## DESCRIPTION OF THE TASK
Find the lines below that contain the word "name" and count them. Only the number should be given.

Start DATA FOR THIS TASK

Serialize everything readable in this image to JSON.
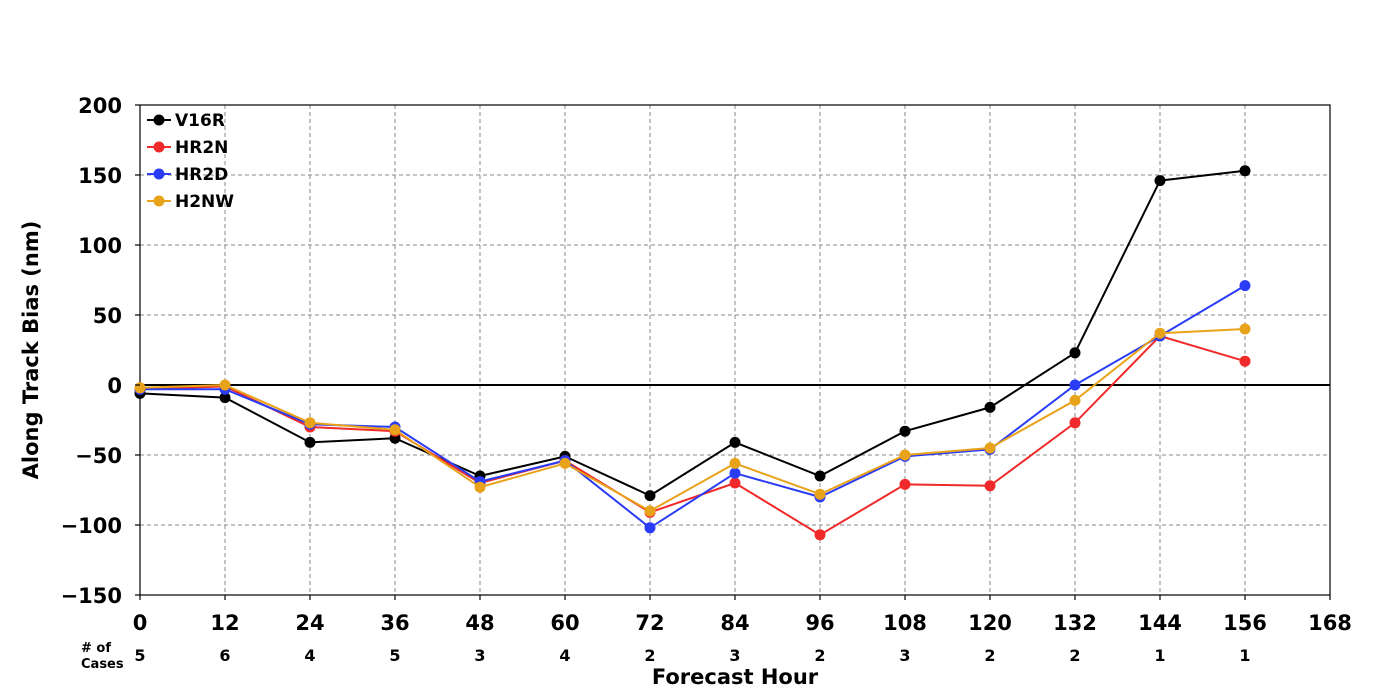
{
  "chart_data": {
    "type": "line",
    "title": "",
    "xlabel": "Forecast Hour",
    "ylabel": "Along Track Bias (nm)",
    "xlim": [
      0,
      168
    ],
    "ylim": [
      -150,
      200
    ],
    "x_ticks": [
      0,
      12,
      24,
      36,
      48,
      60,
      72,
      84,
      96,
      108,
      120,
      132,
      144,
      156,
      168
    ],
    "x_tick_labels": [
      "0",
      "12",
      "24",
      "36",
      "48",
      "60",
      "72",
      "84",
      "96",
      "108",
      "120",
      "132",
      "144",
      "156",
      "168"
    ],
    "y_ticks": [
      -150,
      -100,
      -50,
      0,
      50,
      100,
      150,
      200
    ],
    "y_tick_labels": [
      "−150",
      "−100",
      "−50",
      "0",
      "50",
      "100",
      "150",
      "200"
    ],
    "grid": true,
    "zero_line": true,
    "legend_position": "top-left",
    "cases_label_line1": "# of",
    "cases_label_line2": "Cases",
    "cases": {
      "x": [
        0,
        12,
        24,
        36,
        48,
        60,
        72,
        84,
        96,
        108,
        120,
        132,
        144,
        156
      ],
      "counts": [
        "5",
        "6",
        "4",
        "5",
        "3",
        "4",
        "2",
        "3",
        "2",
        "3",
        "2",
        "2",
        "1",
        "1"
      ]
    },
    "series": [
      {
        "name": "V16R",
        "color": "#000000",
        "x": [
          0,
          12,
          24,
          36,
          48,
          60,
          72,
          84,
          96,
          108,
          120,
          132,
          144,
          156
        ],
        "values": [
          -6,
          -9,
          -41,
          -38,
          -65,
          -51,
          -79,
          -41,
          -65,
          -33,
          -16,
          23,
          146,
          153
        ]
      },
      {
        "name": "HR2N",
        "color": "#f02a2a",
        "x": [
          0,
          12,
          24,
          36,
          48,
          60,
          72,
          84,
          96,
          108,
          120,
          132,
          144,
          156
        ],
        "values": [
          -3,
          -1,
          -30,
          -33,
          -70,
          -54,
          -91,
          -70,
          -107,
          -71,
          -72,
          -27,
          35,
          17
        ]
      },
      {
        "name": "HR2D",
        "color": "#2a3cf5",
        "x": [
          0,
          12,
          24,
          36,
          48,
          60,
          72,
          84,
          96,
          108,
          120,
          132,
          144,
          156
        ],
        "values": [
          -3,
          -3,
          -28,
          -30,
          -69,
          -54,
          -102,
          -63,
          -80,
          -51,
          -46,
          0,
          35,
          71
        ]
      },
      {
        "name": "H2NW",
        "color": "#e8a31a",
        "x": [
          0,
          12,
          24,
          36,
          48,
          60,
          72,
          84,
          96,
          108,
          120,
          132,
          144,
          156
        ],
        "values": [
          -2,
          0,
          -27,
          -32,
          -73,
          -56,
          -90,
          -56,
          -78,
          -50,
          -45,
          -11,
          37,
          40
        ]
      }
    ]
  }
}
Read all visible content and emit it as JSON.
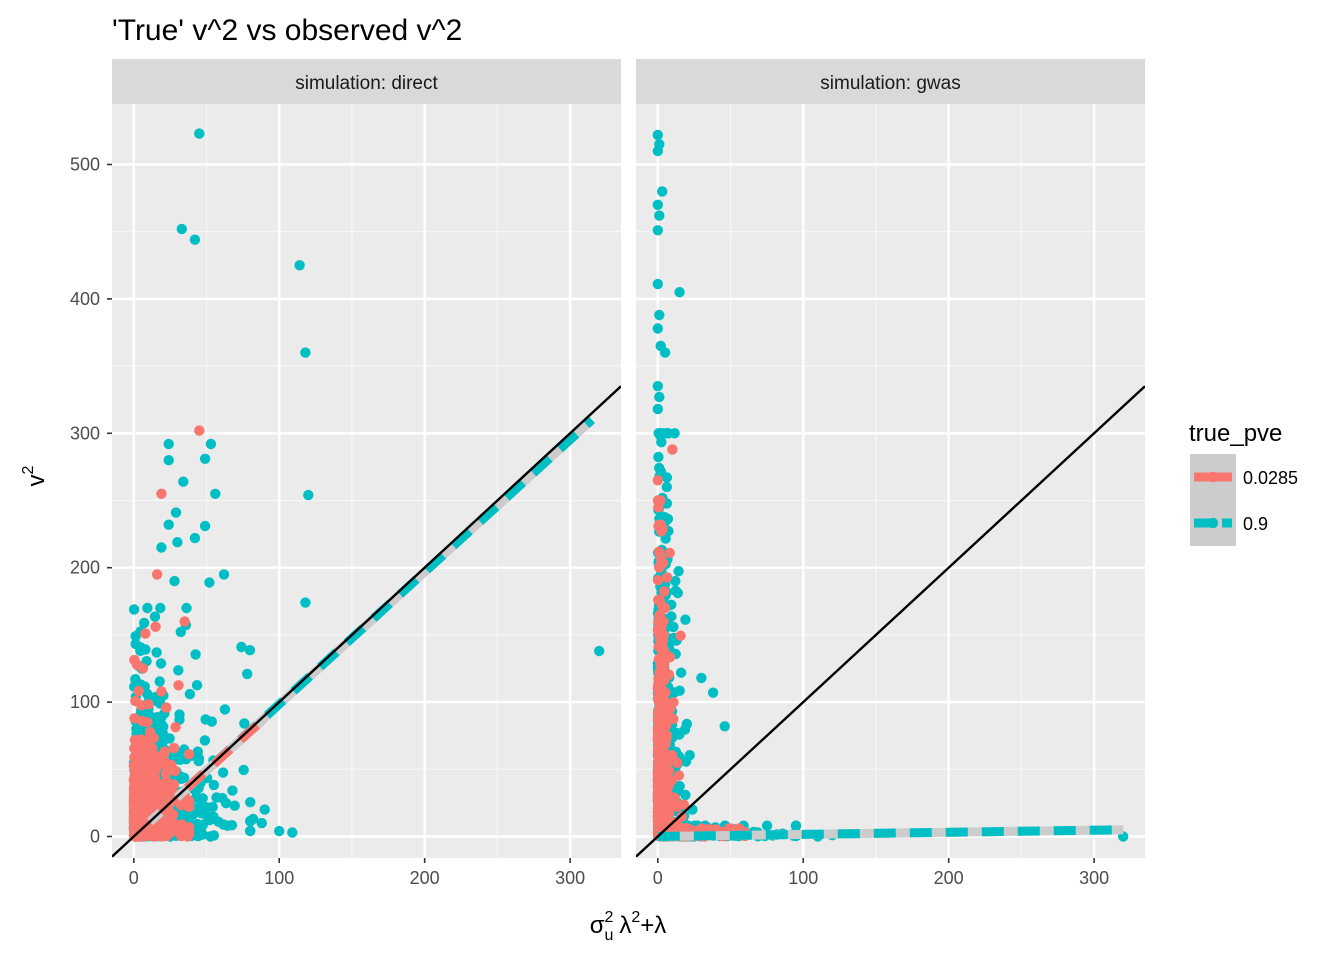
{
  "chart_data": {
    "type": "scatter",
    "title": "'True' v^2 vs observed v^2",
    "xlabel": {
      "base": "σ",
      "sup": "2",
      "sub": "u",
      "rest": "λ",
      "rest_sup": "2",
      "op": "+",
      "tail": "λ"
    },
    "ylabel": {
      "base": "v",
      "sup": "2"
    },
    "xlim": [
      -15,
      335
    ],
    "ylim": [
      -16,
      545
    ],
    "x_ticks": [
      0,
      100,
      200,
      300
    ],
    "y_ticks": [
      0,
      100,
      200,
      300,
      400,
      500
    ],
    "grid": true,
    "legend": {
      "title": "true_pve",
      "placement": "right",
      "entries": [
        {
          "label": "0.0285",
          "color": "#F8766D"
        },
        {
          "label": "0.9",
          "color": "#00BFC4"
        }
      ]
    },
    "reference_line": {
      "slope": 1,
      "intercept": 0,
      "color": "#000000"
    },
    "panels": [
      {
        "strip": "simulation: direct",
        "fits": [
          {
            "series": "0.9",
            "x": [
              0,
              315
            ],
            "y": [
              0,
              310
            ]
          },
          {
            "series": "0.0285",
            "x": [
              0,
              90
            ],
            "y": [
              0,
              88
            ]
          }
        ],
        "points": [
          {
            "series": "0.9",
            "x": 45,
            "y": 523
          },
          {
            "series": "0.9",
            "x": 33,
            "y": 452
          },
          {
            "series": "0.9",
            "x": 42,
            "y": 444
          },
          {
            "series": "0.9",
            "x": 114,
            "y": 425
          },
          {
            "series": "0.9",
            "x": 118,
            "y": 360
          },
          {
            "series": "0.9",
            "x": 24,
            "y": 292
          },
          {
            "series": "0.9",
            "x": 53,
            "y": 292
          },
          {
            "series": "0.9",
            "x": 49,
            "y": 281
          },
          {
            "series": "0.9",
            "x": 24,
            "y": 280
          },
          {
            "series": "0.9",
            "x": 34,
            "y": 264
          },
          {
            "series": "0.9",
            "x": 56,
            "y": 255
          },
          {
            "series": "0.9",
            "x": 120,
            "y": 254
          },
          {
            "series": "0.9",
            "x": 29,
            "y": 241
          },
          {
            "series": "0.9",
            "x": 24,
            "y": 232
          },
          {
            "series": "0.9",
            "x": 49,
            "y": 231
          },
          {
            "series": "0.9",
            "x": 30,
            "y": 219
          },
          {
            "series": "0.9",
            "x": 19,
            "y": 215
          },
          {
            "series": "0.9",
            "x": 42,
            "y": 222
          },
          {
            "series": "0.9",
            "x": 62,
            "y": 195
          },
          {
            "series": "0.9",
            "x": 52,
            "y": 189
          },
          {
            "series": "0.9",
            "x": 28,
            "y": 190
          },
          {
            "series": "0.9",
            "x": 118,
            "y": 174
          },
          {
            "series": "0.9",
            "x": 320,
            "y": 138
          },
          {
            "series": "0.9",
            "x": 74,
            "y": 141
          },
          {
            "series": "0.9",
            "x": 78,
            "y": 121
          },
          {
            "series": "0.9",
            "x": 100,
            "y": 4
          },
          {
            "series": "0.9",
            "x": 109,
            "y": 3
          },
          {
            "series": "0.9",
            "x": 82,
            "y": 13
          },
          {
            "series": "0.9",
            "x": 88,
            "y": 10
          },
          {
            "series": "0.9",
            "x": 90,
            "y": 20
          },
          {
            "series": "0.0285",
            "x": 45,
            "y": 302
          },
          {
            "series": "0.0285",
            "x": 19,
            "y": 255
          },
          {
            "series": "0.0285",
            "x": 16,
            "y": 195
          },
          {
            "series": "0.0285",
            "x": 8,
            "y": 151
          },
          {
            "series": "0.0285",
            "x": 15,
            "y": 156
          },
          {
            "series": "0.0285",
            "x": 35,
            "y": 160
          }
        ],
        "clusters": [
          {
            "series": "0.9",
            "n": 900,
            "x_scale": 14,
            "y_scale": 30,
            "x_max": 80,
            "y_max": 170,
            "seed": 11
          },
          {
            "series": "0.0285",
            "n": 700,
            "x_scale": 9,
            "y_scale": 22,
            "x_max": 38,
            "y_max": 140,
            "seed": 23
          }
        ]
      },
      {
        "strip": "simulation: gwas",
        "fits": [
          {
            "series": "0.9",
            "x": [
              0,
              320
            ],
            "y": [
              0,
              5
            ]
          }
        ],
        "points": [
          {
            "series": "0.9",
            "x": 0,
            "y": 522
          },
          {
            "series": "0.9",
            "x": 1,
            "y": 515
          },
          {
            "series": "0.9",
            "x": 0,
            "y": 510
          },
          {
            "series": "0.9",
            "x": 3,
            "y": 480
          },
          {
            "series": "0.9",
            "x": 0,
            "y": 470
          },
          {
            "series": "0.9",
            "x": 1,
            "y": 462
          },
          {
            "series": "0.9",
            "x": 0,
            "y": 451
          },
          {
            "series": "0.9",
            "x": 15,
            "y": 405
          },
          {
            "series": "0.9",
            "x": 0,
            "y": 411
          },
          {
            "series": "0.9",
            "x": 1,
            "y": 388
          },
          {
            "series": "0.9",
            "x": 0,
            "y": 378
          },
          {
            "series": "0.9",
            "x": 2,
            "y": 365
          },
          {
            "series": "0.9",
            "x": 5,
            "y": 360
          },
          {
            "series": "0.9",
            "x": 0,
            "y": 335
          },
          {
            "series": "0.9",
            "x": 1,
            "y": 327
          },
          {
            "series": "0.9",
            "x": 0,
            "y": 318
          },
          {
            "series": "0.9",
            "x": 320,
            "y": 0
          },
          {
            "series": "0.9",
            "x": 120,
            "y": 1
          },
          {
            "series": "0.9",
            "x": 110,
            "y": 0
          },
          {
            "series": "0.9",
            "x": 95,
            "y": 1
          },
          {
            "series": "0.9",
            "x": 46,
            "y": 82
          },
          {
            "series": "0.9",
            "x": 38,
            "y": 107
          },
          {
            "series": "0.9",
            "x": 30,
            "y": 118
          },
          {
            "series": "0.9",
            "x": 13,
            "y": 146
          },
          {
            "series": "0.9",
            "x": 12,
            "y": 190
          },
          {
            "series": "0.0285",
            "x": 10,
            "y": 288
          },
          {
            "series": "0.0285",
            "x": 0,
            "y": 265
          },
          {
            "series": "0.0285",
            "x": 2,
            "y": 232
          },
          {
            "series": "0.0285",
            "x": 1,
            "y": 200
          },
          {
            "series": "0.0285",
            "x": 4,
            "y": 160
          }
        ],
        "clusters": [
          {
            "series": "0.9",
            "n": 700,
            "x_scale": 4,
            "y_scale": 75,
            "x_max": 35,
            "y_max": 300,
            "seed": 37
          },
          {
            "series": "0.9",
            "n": 250,
            "x_scale": 25,
            "y_scale": 3,
            "x_max": 95,
            "y_max": 8,
            "seed": 41
          },
          {
            "series": "0.0285",
            "n": 600,
            "x_scale": 3,
            "y_scale": 55,
            "x_max": 25,
            "y_max": 250,
            "seed": 53
          },
          {
            "series": "0.0285",
            "n": 150,
            "x_scale": 18,
            "y_scale": 3,
            "x_max": 60,
            "y_max": 6,
            "seed": 61
          }
        ]
      }
    ]
  }
}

End DATA FOR THIS TASK

## OUTPUT OF THE TASK
4